- _TASK PROMPT_:
In the part that opens with the row containing "List every element" and closes with the row containing "annotation-subscript: Max Ex", rename "y-tick-label" to "y-axis-tick" throughout, and reproduce only those rows with everything else unchanged.
********************
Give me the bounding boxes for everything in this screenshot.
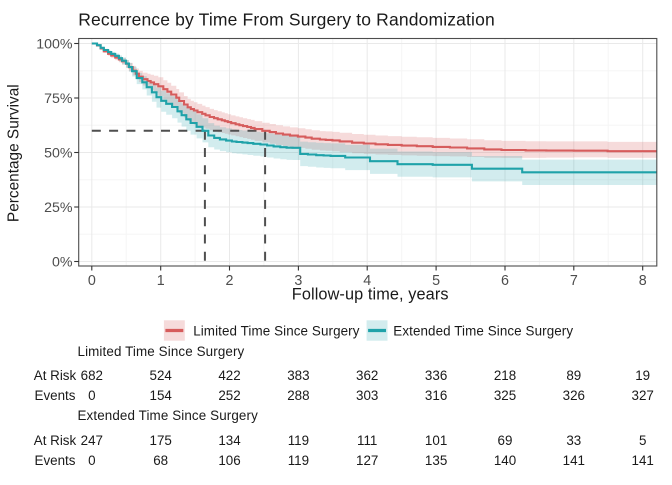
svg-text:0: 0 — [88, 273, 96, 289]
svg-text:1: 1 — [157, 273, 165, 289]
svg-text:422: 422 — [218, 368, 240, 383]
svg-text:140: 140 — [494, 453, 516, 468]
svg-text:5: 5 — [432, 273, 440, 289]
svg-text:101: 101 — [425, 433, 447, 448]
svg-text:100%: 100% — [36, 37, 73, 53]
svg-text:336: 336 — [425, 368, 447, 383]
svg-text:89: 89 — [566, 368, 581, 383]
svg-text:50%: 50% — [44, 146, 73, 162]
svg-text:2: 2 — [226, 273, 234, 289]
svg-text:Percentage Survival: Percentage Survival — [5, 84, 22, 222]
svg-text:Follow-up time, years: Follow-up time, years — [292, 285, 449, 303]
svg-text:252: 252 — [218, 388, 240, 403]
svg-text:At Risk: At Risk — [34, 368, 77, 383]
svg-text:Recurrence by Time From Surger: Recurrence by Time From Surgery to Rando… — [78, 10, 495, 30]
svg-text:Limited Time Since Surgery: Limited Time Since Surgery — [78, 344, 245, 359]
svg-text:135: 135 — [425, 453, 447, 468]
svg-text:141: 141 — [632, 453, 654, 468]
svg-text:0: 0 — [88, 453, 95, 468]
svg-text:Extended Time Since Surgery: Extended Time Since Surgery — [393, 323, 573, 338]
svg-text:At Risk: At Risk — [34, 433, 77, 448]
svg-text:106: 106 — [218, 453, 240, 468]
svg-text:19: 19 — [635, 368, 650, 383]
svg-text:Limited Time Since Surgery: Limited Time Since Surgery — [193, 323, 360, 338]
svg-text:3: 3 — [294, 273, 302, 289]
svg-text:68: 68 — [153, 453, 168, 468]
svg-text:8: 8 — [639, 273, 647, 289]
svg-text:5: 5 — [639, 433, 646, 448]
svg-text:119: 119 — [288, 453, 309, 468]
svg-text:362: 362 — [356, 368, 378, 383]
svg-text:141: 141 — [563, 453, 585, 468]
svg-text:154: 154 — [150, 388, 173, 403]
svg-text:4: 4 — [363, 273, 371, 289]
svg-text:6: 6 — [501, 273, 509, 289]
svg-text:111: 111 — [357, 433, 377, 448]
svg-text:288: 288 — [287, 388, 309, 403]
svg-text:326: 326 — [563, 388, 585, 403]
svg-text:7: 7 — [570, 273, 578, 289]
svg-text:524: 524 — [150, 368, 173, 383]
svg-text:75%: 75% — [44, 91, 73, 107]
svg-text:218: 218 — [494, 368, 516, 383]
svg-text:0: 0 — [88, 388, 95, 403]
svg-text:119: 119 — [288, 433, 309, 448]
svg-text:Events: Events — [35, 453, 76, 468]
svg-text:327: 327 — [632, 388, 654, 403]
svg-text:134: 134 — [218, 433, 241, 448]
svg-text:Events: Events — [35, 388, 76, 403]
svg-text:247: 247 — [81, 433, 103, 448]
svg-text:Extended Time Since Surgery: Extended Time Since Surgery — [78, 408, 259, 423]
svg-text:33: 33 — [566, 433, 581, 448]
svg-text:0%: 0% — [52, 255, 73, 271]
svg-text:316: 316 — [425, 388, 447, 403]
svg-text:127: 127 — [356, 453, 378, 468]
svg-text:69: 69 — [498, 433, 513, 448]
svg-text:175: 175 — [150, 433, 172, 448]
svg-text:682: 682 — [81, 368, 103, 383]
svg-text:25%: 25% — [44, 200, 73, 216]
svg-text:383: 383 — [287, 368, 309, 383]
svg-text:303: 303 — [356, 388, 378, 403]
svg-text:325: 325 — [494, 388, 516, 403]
********************
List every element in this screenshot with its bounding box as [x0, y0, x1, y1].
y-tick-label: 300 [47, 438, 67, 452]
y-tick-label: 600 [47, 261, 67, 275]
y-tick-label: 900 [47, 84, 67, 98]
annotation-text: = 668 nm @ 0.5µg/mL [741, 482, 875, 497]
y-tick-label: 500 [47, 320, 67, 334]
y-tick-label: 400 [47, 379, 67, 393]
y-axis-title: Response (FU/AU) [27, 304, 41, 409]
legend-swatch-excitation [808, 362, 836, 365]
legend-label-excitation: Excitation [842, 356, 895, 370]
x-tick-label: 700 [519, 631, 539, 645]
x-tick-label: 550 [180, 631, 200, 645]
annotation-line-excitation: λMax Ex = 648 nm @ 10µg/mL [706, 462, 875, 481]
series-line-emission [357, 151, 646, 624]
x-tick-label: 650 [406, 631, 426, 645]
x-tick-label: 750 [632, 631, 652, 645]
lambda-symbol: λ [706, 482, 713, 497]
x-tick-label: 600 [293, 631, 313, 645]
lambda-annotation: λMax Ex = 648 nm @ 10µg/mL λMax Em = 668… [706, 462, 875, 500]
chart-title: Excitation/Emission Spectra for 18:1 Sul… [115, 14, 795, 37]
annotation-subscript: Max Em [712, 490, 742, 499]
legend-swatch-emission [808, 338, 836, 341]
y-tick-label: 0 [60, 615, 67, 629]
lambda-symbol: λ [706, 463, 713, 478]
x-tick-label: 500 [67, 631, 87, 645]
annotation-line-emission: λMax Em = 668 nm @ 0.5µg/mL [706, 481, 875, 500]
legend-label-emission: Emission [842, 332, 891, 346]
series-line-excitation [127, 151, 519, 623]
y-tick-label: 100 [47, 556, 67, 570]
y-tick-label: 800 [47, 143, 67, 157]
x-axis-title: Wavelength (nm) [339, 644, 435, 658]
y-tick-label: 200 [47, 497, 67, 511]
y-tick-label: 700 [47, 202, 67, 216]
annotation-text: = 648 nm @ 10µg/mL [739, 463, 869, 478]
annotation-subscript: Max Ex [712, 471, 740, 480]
********************
- _ANSWER_:
List every element in this screenshot with its bounding box as [x0, y0, x1, y1].
y-axis-tick: 300 [47, 438, 67, 452]
y-axis-tick: 600 [47, 261, 67, 275]
y-axis-tick: 900 [47, 84, 67, 98]
annotation-text: = 668 nm @ 0.5µg/mL [741, 482, 875, 497]
y-axis-tick: 500 [47, 320, 67, 334]
y-axis-tick: 400 [47, 379, 67, 393]
y-axis-title: Response (FU/AU) [27, 304, 41, 409]
legend-swatch-excitation [808, 362, 836, 365]
legend-label-excitation: Excitation [842, 356, 895, 370]
x-tick-label: 700 [519, 631, 539, 645]
x-tick-label: 550 [180, 631, 200, 645]
annotation-line-excitation: λMax Ex = 648 nm @ 10µg/mL [706, 462, 875, 481]
series-line-emission [357, 151, 646, 624]
x-tick-label: 650 [406, 631, 426, 645]
x-tick-label: 750 [632, 631, 652, 645]
lambda-symbol: λ [706, 482, 713, 497]
x-tick-label: 600 [293, 631, 313, 645]
lambda-annotation: λMax Ex = 648 nm @ 10µg/mL λMax Em = 668… [706, 462, 875, 500]
chart-title: Excitation/Emission Spectra for 18:1 Sul… [115, 14, 795, 37]
annotation-subscript: Max Em [712, 490, 742, 499]
legend-swatch-emission [808, 338, 836, 341]
y-axis-tick: 0 [60, 615, 67, 629]
lambda-symbol: λ [706, 463, 713, 478]
x-tick-label: 500 [67, 631, 87, 645]
annotation-line-emission: λMax Em = 668 nm @ 0.5µg/mL [706, 481, 875, 500]
legend-label-emission: Emission [842, 332, 891, 346]
series-line-excitation [127, 151, 519, 623]
y-axis-tick: 100 [47, 556, 67, 570]
y-axis-tick: 800 [47, 143, 67, 157]
x-axis-title: Wavelength (nm) [339, 644, 435, 658]
y-axis-tick: 200 [47, 497, 67, 511]
y-axis-tick: 700 [47, 202, 67, 216]
annotation-text: = 648 nm @ 10µg/mL [739, 463, 869, 478]
annotation-subscript: Max Ex [712, 471, 740, 480]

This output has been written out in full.